### SHORT EXERCISE:
Copy out each line of the material below with no changes.

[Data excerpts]
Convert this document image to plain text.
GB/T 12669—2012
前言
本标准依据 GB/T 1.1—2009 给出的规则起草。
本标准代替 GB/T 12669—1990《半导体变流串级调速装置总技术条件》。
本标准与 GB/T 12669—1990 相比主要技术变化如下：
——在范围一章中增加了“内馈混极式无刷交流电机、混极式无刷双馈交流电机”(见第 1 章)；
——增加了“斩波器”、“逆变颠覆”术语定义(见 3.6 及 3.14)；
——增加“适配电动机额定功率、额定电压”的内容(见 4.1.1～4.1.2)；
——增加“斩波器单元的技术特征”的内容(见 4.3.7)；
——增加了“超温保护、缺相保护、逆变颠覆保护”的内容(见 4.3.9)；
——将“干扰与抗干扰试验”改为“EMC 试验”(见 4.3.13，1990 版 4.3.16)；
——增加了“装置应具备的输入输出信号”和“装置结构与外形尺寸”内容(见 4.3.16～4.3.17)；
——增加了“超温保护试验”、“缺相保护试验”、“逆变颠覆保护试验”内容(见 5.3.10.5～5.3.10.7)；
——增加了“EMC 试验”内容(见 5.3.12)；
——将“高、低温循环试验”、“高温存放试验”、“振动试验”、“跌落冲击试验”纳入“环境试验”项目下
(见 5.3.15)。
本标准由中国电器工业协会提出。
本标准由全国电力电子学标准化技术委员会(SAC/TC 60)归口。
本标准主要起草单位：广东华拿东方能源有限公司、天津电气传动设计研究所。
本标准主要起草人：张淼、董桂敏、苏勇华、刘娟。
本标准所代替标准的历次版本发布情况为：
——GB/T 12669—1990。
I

### WORKED SOLUTION:
Convert this document image to plain text.
GB/T 12669—2012
前言
本标准依据 GB/T 1.1—2009 给出的规则起草。
本标准代替 GB/T 12669—1990《半导体变流串级调速装置总技术条件》。
本标准与 GB/T 12669—1990 相比主要技术变化如下：
——在范围一章中增加了“内馈混极式无刷交流电机、混极式无刷双馈交流电机”(见第 1 章)；
——增加了“斩波器”、“逆变颠覆”术语定义(见 3.6 及 3.14)；
——增加“适配电动机额定功率、额定电压”的内容(见 4.1.1～4.1.2)；
——增加“斩波器单元的技术特征”的内容(见 4.3.7)；
——增加了“超温保护、缺相保护、逆变颠覆保护”的内容(见 4.3.9)；
——将“干扰与抗干扰试验”改为“EMC 试验”(见 4.3.13，1990 版 4.3.16)；
——增加了“装置应具备的输入输出信号”和“装置结构与外形尺寸”内容(见 4.3.16～4.3.17)；
——增加了“超温保护试验”、“缺相保护试验”、“逆变颠覆保护试验”内容(见 5.3.10.5～5.3.10.7)；
——增加了“EMC 试验”内容(见 5.3.12)；
——将“高、低温循环试验”、“高温存放试验”、“振动试验”、“跌落冲击试验”纳入“环境试验”项目下
(见 5.3.15)。
本标准由中国电器工业协会提出。
本标准由全国电力电子学标准化技术委员会(SAC/TC 60)归口。
本标准主要起草单位：广东华拿东方能源有限公司、天津电气传动设计研究所。
本标准主要起草人：张淼、董桂敏、苏勇华、刘娟。
本标准所代替标准的历次版本发布情况为：
——GB/T 12669—1990。
I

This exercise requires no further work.